Stored dataset items

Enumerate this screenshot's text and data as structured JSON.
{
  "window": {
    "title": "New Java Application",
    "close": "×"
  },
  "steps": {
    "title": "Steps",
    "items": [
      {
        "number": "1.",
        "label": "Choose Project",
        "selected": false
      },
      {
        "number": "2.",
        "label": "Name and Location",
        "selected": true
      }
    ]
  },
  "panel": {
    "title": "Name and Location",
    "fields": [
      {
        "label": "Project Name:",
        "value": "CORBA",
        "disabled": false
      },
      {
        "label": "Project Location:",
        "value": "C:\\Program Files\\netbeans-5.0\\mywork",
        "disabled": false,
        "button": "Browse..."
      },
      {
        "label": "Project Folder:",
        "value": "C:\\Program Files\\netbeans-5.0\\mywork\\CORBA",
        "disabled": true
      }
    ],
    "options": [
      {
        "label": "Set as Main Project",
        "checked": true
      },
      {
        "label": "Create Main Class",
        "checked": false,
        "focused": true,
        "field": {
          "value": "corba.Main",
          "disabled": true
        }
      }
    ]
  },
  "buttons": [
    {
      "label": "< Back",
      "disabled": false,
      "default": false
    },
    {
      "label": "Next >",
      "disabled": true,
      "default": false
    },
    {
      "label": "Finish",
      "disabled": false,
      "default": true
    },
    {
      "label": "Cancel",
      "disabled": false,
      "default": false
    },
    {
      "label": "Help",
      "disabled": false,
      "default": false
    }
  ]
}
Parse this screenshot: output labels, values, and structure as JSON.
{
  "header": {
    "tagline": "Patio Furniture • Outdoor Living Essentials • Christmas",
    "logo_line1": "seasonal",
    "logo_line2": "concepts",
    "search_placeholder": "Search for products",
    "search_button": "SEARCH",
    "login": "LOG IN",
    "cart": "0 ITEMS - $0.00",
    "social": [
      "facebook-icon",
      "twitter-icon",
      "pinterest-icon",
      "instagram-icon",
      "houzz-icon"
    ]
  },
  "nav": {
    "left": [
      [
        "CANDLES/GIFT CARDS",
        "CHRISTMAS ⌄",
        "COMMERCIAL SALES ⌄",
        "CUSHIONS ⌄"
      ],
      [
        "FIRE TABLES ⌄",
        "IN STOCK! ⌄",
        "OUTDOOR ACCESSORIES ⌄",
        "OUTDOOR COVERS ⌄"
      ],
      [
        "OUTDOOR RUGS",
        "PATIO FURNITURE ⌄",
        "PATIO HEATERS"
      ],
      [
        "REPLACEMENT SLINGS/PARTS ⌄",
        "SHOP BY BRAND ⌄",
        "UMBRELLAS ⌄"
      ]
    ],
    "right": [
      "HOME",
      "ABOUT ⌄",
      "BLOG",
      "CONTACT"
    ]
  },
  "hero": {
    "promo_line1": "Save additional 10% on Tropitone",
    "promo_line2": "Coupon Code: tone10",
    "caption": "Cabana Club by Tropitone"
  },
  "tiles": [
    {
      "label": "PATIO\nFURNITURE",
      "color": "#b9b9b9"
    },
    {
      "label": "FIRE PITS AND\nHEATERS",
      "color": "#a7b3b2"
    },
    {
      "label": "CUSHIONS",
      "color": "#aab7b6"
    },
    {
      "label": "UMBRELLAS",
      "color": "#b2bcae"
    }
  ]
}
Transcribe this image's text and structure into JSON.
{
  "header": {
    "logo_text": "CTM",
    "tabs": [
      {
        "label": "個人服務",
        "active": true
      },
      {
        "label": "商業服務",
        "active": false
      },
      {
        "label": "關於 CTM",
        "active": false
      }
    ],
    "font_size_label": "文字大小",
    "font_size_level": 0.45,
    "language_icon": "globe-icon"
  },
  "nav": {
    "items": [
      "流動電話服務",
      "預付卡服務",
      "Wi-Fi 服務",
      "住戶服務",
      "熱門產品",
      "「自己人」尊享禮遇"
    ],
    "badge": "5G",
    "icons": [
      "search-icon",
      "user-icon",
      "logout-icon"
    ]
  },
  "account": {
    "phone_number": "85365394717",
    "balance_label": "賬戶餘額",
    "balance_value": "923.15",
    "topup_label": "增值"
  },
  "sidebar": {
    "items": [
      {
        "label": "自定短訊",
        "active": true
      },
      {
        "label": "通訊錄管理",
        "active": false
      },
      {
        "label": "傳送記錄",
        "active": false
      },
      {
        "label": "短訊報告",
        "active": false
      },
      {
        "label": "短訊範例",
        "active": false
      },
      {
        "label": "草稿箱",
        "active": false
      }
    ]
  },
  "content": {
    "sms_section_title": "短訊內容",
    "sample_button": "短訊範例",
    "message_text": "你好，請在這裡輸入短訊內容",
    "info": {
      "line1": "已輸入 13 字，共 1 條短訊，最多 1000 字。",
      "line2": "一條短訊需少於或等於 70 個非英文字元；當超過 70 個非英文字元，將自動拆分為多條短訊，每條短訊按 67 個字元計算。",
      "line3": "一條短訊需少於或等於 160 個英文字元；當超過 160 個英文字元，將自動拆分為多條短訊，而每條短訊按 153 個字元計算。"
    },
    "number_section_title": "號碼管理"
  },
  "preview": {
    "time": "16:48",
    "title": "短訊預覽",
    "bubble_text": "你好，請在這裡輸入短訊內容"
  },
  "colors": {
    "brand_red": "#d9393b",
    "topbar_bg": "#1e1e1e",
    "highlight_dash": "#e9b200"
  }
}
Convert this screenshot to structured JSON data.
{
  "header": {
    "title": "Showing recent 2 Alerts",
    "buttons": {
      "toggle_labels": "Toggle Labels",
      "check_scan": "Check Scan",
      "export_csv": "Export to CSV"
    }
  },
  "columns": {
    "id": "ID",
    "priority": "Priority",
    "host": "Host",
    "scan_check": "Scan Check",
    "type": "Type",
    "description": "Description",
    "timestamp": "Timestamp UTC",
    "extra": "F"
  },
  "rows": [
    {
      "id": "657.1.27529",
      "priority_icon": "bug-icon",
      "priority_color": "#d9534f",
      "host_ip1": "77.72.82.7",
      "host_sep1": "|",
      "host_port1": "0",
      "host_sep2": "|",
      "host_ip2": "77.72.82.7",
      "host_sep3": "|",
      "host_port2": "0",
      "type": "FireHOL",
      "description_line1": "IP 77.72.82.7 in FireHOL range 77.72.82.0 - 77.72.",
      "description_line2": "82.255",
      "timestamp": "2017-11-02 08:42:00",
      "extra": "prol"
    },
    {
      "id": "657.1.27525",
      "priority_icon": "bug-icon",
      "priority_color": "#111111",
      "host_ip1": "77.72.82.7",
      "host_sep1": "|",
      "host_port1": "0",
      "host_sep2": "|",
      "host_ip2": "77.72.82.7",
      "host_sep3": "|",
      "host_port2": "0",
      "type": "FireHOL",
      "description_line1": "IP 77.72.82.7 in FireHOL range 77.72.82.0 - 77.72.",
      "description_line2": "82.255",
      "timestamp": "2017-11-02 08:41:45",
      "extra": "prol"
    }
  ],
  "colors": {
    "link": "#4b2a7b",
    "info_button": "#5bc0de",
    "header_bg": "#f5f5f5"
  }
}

[GIVEN REQUEST]
Look through the entries above; copy every line holding the string "Name".

[ANSWER FOR THIS EXERCISE]
        "label": "Name and Location",
    "title": "Name and Location",
        "label": "Project Name:",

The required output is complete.